Stated exercise: All records below must be retyped exactly.

Working data:
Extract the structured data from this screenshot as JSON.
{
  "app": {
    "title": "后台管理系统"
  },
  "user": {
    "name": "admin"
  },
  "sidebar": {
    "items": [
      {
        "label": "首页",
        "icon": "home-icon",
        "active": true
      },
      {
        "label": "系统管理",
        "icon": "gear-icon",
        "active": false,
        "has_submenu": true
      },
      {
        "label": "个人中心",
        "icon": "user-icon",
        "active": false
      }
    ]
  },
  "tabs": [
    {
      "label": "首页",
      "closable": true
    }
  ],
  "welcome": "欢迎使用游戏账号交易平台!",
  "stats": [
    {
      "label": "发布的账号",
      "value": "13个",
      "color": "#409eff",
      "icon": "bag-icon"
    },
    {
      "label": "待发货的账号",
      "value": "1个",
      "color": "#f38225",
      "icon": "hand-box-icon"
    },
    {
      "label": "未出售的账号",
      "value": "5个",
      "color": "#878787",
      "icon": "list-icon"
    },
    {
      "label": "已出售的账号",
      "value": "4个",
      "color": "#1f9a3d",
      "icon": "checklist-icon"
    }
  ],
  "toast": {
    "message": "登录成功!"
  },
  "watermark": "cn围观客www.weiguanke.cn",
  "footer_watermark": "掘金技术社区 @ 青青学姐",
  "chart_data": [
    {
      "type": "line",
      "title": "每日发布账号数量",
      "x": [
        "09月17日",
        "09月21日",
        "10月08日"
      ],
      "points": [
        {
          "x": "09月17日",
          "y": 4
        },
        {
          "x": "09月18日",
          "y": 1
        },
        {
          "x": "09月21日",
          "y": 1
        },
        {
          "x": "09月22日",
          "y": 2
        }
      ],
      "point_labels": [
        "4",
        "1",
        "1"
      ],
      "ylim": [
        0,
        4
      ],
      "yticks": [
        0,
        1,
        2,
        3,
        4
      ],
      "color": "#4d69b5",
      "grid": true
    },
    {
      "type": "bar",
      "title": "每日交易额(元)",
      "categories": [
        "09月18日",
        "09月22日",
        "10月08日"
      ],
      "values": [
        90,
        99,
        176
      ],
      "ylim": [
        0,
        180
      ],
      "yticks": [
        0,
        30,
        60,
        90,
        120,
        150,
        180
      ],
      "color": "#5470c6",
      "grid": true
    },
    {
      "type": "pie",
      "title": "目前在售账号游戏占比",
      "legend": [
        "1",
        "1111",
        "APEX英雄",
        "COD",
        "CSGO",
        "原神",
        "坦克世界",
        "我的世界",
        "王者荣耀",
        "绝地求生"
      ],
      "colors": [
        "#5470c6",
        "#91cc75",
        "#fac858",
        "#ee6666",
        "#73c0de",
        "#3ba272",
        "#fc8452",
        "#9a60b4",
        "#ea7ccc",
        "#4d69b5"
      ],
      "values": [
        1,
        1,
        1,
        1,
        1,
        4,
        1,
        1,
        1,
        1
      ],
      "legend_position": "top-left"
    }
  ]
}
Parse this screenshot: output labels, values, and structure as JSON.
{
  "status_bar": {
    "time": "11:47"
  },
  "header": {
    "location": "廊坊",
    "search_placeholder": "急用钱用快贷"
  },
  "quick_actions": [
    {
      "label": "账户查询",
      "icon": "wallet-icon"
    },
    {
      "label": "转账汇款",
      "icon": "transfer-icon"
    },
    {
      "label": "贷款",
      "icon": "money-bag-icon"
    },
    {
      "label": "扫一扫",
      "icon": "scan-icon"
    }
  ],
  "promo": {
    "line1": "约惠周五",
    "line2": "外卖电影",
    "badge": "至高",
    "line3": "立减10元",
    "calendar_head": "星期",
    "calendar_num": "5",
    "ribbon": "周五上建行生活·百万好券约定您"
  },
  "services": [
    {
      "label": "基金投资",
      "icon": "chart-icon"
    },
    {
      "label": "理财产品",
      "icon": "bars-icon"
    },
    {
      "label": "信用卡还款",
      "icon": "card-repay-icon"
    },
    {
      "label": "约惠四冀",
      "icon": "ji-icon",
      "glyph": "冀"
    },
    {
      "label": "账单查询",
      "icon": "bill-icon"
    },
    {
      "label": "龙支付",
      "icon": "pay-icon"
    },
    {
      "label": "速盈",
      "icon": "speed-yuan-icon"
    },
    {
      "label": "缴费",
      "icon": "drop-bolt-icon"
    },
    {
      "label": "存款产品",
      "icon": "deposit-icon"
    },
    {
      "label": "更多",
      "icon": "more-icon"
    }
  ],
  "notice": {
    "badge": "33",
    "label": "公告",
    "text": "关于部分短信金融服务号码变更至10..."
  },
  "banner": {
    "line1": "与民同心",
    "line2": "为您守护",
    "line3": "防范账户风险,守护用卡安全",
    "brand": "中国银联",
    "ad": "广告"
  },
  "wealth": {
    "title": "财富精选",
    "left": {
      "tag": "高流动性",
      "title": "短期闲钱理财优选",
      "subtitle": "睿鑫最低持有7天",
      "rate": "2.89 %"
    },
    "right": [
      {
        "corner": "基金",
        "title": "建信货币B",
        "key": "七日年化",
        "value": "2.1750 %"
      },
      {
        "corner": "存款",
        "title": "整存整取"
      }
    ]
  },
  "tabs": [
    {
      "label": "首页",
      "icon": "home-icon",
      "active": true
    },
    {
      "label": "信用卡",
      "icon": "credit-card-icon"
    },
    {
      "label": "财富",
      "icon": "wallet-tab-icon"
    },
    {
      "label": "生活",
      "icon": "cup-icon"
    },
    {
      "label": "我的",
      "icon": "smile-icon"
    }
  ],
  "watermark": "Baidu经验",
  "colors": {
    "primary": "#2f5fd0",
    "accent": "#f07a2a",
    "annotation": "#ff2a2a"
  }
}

Result of the exercise:
Extract the structured data from this screenshot as JSON.
{
  "app": {
    "title": "后台管理系统"
  },
  "user": {
    "name": "admin"
  },
  "sidebar": {
    "items": [
      {
        "label": "首页",
        "icon": "home-icon",
        "active": true
      },
      {
        "label": "系统管理",
        "icon": "gear-icon",
        "active": false,
        "has_submenu": true
      },
      {
        "label": "个人中心",
        "icon": "user-icon",
        "active": false
      }
    ]
  },
  "tabs": [
    {
      "label": "首页",
      "closable": true
    }
  ],
  "welcome": "欢迎使用游戏账号交易平台!",
  "stats": [
    {
      "label": "发布的账号",
      "value": "13个",
      "color": "#409eff",
      "icon": "bag-icon"
    },
    {
      "label": "待发货的账号",
      "value": "1个",
      "color": "#f38225",
      "icon": "hand-box-icon"
    },
    {
      "label": "未出售的账号",
      "value": "5个",
      "color": "#878787",
      "icon": "list-icon"
    },
    {
      "label": "已出售的账号",
      "value": "4个",
      "color": "#1f9a3d",
      "icon": "checklist-icon"
    }
  ],
  "toast": {
    "message": "登录成功!"
  },
  "watermark": "cn围观客www.weiguanke.cn",
  "footer_watermark": "掘金技术社区 @ 青青学姐",
  "chart_data": [
    {
      "type": "line",
      "title": "每日发布账号数量",
      "x": [
        "09月17日",
        "09月21日",
        "10月08日"
      ],
      "points": [
        {
          "x": "09月17日",
          "y": 4
        },
        {
          "x": "09月18日",
          "y": 1
        },
        {
          "x": "09月21日",
          "y": 1
        },
        {
          "x": "09月22日",
          "y": 2
        }
      ],
      "point_labels": [
        "4",
        "1",
        "1"
      ],
      "ylim": [
        0,
        4
      ],
      "yticks": [
        0,
        1,
        2,
        3,
        4
      ],
      "color": "#4d69b5",
      "grid": true
    },
    {
      "type": "bar",
      "title": "每日交易额(元)",
      "categories": [
        "09月18日",
        "09月22日",
        "10月08日"
      ],
      "values": [
        90,
        99,
        176
      ],
      "ylim": [
        0,
        180
      ],
      "yticks": [
        0,
        30,
        60,
        90,
        120,
        150,
        180
      ],
      "color": "#5470c6",
      "grid": true
    },
    {
      "type": "pie",
      "title": "目前在售账号游戏占比",
      "legend": [
        "1",
        "1111",
        "APEX英雄",
        "COD",
        "CSGO",
        "原神",
        "坦克世界",
        "我的世界",
        "王者荣耀",
        "绝地求生"
      ],
      "colors": [
        "#5470c6",
        "#91cc75",
        "#fac858",
        "#ee6666",
        "#73c0de",
        "#3ba272",
        "#fc8452",
        "#9a60b4",
        "#ea7ccc",
        "#4d69b5"
      ],
      "values": [
        1,
        1,
        1,
        1,
        1,
        4,
        1,
        1,
        1,
        1
      ],
      "legend_position": "top-left"
    }
  ]
}
Parse this screenshot: output labels, values, and structure as JSON.
{
  "status_bar": {
    "time": "11:47"
  },
  "header": {
    "location": "廊坊",
    "search_placeholder": "急用钱用快贷"
  },
  "quick_actions": [
    {
      "label": "账户查询",
      "icon": "wallet-icon"
    },
    {
      "label": "转账汇款",
      "icon": "transfer-icon"
    },
    {
      "label": "贷款",
      "icon": "money-bag-icon"
    },
    {
      "label": "扫一扫",
      "icon": "scan-icon"
    }
  ],
  "promo": {
    "line1": "约惠周五",
    "line2": "外卖电影",
    "badge": "至高",
    "line3": "立减10元",
    "calendar_head": "星期",
    "calendar_num": "5",
    "ribbon": "周五上建行生活·百万好券约定您"
  },
  "services": [
    {
      "label": "基金投资",
      "icon": "chart-icon"
    },
    {
      "label": "理财产品",
      "icon": "bars-icon"
    },
    {
      "label": "信用卡还款",
      "icon": "card-repay-icon"
    },
    {
      "label": "约惠四冀",
      "icon": "ji-icon",
      "glyph": "冀"
    },
    {
      "label": "账单查询",
      "icon": "bill-icon"
    },
    {
      "label": "龙支付",
      "icon": "pay-icon"
    },
    {
      "label": "速盈",
      "icon": "speed-yuan-icon"
    },
    {
      "label": "缴费",
      "icon": "drop-bolt-icon"
    },
    {
      "label": "存款产品",
      "icon": "deposit-icon"
    },
    {
      "label": "更多",
      "icon": "more-icon"
    }
  ],
  "notice": {
    "badge": "33",
    "label": "公告",
    "text": "关于部分短信金融服务号码变更至10..."
  },
  "banner": {
    "line1": "与民同心",
    "line2": "为您守护",
    "line3": "防范账户风险,守护用卡安全",
    "brand": "中国银联",
    "ad": "广告"
  },
  "wealth": {
    "title": "财富精选",
    "left": {
      "tag": "高流动性",
      "title": "短期闲钱理财优选",
      "subtitle": "睿鑫最低持有7天",
      "rate": "2.89 %"
    },
    "right": [
      {
        "corner": "基金",
        "title": "建信货币B",
        "key": "七日年化",
        "value": "2.1750 %"
      },
      {
        "corner": "存款",
        "title": "整存整取"
      }
    ]
  },
  "tabs": [
    {
      "label": "首页",
      "icon": "home-icon",
      "active": true
    },
    {
      "label": "信用卡",
      "icon": "credit-card-icon"
    },
    {
      "label": "财富",
      "icon": "wallet-tab-icon"
    },
    {
      "label": "生活",
      "icon": "cup-icon"
    },
    {
      "label": "我的",
      "icon": "smile-icon"
    }
  ],
  "watermark": "Baidu经验",
  "colors": {
    "primary": "#2f5fd0",
    "accent": "#f07a2a",
    "annotation": "#ff2a2a"
  }
}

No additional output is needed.